Your instructions: Find every row below that contains the string "text", matching case exactly, and copy each such row in full.

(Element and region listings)
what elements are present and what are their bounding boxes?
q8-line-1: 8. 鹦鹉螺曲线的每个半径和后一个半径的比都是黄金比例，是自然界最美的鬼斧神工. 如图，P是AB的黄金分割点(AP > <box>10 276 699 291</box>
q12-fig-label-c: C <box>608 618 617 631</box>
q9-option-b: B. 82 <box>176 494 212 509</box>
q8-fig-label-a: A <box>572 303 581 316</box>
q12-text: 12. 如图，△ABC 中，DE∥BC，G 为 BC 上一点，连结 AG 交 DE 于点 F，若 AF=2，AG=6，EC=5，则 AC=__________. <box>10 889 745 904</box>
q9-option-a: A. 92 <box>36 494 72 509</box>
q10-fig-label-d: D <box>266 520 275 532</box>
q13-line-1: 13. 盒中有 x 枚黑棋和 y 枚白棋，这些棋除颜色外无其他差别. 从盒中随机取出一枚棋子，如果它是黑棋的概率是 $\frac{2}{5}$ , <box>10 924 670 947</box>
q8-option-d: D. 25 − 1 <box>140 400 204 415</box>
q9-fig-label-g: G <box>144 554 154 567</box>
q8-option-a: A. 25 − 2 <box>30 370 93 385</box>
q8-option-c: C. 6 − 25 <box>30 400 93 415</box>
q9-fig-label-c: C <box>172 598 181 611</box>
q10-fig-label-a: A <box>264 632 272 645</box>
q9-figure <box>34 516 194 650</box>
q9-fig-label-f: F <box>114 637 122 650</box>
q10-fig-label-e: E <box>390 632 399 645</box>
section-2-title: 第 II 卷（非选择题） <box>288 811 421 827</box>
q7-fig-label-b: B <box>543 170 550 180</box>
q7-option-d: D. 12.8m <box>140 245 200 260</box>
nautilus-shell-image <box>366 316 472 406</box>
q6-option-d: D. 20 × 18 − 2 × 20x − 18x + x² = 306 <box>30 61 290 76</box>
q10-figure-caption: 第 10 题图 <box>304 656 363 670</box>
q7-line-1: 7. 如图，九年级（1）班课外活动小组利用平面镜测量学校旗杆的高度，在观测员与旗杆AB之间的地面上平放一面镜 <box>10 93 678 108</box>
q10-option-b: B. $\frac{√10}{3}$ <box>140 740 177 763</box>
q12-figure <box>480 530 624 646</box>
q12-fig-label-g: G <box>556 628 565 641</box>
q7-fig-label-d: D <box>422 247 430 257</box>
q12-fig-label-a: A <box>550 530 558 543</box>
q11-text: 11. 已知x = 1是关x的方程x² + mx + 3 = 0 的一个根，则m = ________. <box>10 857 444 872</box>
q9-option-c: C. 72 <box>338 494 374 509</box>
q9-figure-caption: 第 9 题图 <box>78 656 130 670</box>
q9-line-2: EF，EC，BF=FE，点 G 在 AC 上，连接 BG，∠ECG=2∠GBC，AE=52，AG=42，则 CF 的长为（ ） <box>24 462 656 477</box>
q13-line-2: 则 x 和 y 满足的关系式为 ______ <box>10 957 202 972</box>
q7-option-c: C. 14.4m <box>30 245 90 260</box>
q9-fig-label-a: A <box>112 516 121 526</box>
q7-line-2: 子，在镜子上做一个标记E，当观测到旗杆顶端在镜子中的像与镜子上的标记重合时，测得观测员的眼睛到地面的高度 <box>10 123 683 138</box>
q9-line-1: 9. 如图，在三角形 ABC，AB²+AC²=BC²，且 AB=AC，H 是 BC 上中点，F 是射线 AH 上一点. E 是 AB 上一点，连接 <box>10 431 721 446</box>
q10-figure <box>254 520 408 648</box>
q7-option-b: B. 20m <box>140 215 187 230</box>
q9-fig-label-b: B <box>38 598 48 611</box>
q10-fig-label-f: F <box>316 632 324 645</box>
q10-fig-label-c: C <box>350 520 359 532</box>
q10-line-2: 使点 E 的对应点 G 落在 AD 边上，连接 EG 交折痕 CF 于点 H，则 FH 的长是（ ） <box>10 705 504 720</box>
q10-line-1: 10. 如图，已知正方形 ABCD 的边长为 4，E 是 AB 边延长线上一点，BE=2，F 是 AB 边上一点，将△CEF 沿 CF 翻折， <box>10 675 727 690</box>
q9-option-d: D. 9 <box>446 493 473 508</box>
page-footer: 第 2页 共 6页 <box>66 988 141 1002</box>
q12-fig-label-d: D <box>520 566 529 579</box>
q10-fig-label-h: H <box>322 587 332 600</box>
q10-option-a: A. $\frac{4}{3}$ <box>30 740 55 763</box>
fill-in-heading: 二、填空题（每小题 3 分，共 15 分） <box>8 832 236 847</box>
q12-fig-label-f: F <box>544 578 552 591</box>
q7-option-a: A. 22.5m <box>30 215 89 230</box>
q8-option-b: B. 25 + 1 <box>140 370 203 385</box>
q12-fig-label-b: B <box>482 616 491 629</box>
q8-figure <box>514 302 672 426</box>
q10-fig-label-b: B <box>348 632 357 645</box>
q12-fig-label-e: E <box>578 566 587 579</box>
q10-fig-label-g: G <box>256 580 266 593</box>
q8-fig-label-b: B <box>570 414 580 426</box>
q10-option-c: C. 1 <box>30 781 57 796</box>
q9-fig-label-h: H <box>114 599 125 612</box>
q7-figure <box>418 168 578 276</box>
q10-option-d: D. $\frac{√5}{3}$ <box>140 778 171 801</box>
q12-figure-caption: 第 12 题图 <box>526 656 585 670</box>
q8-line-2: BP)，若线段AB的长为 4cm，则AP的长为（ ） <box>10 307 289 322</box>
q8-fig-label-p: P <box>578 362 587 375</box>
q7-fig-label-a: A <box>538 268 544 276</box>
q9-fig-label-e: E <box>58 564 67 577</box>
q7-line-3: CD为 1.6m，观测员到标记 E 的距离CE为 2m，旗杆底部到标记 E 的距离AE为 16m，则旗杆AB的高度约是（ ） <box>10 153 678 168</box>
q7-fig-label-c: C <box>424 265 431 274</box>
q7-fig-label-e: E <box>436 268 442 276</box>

Reply to the exercise:
q12-text: 12. 如图，△ABC 中，DE∥BC，G 为 BC 上一点，连结 AG 交 DE 于点 F，若 AF=2，AG=6，EC=5，则 AC=__________. <box>10 889 745 904</box>
q11-text: 11. 已知x = 1是关x的方程x² + mx + 3 = 0 的一个根，则m = ________. <box>10 857 444 872</box>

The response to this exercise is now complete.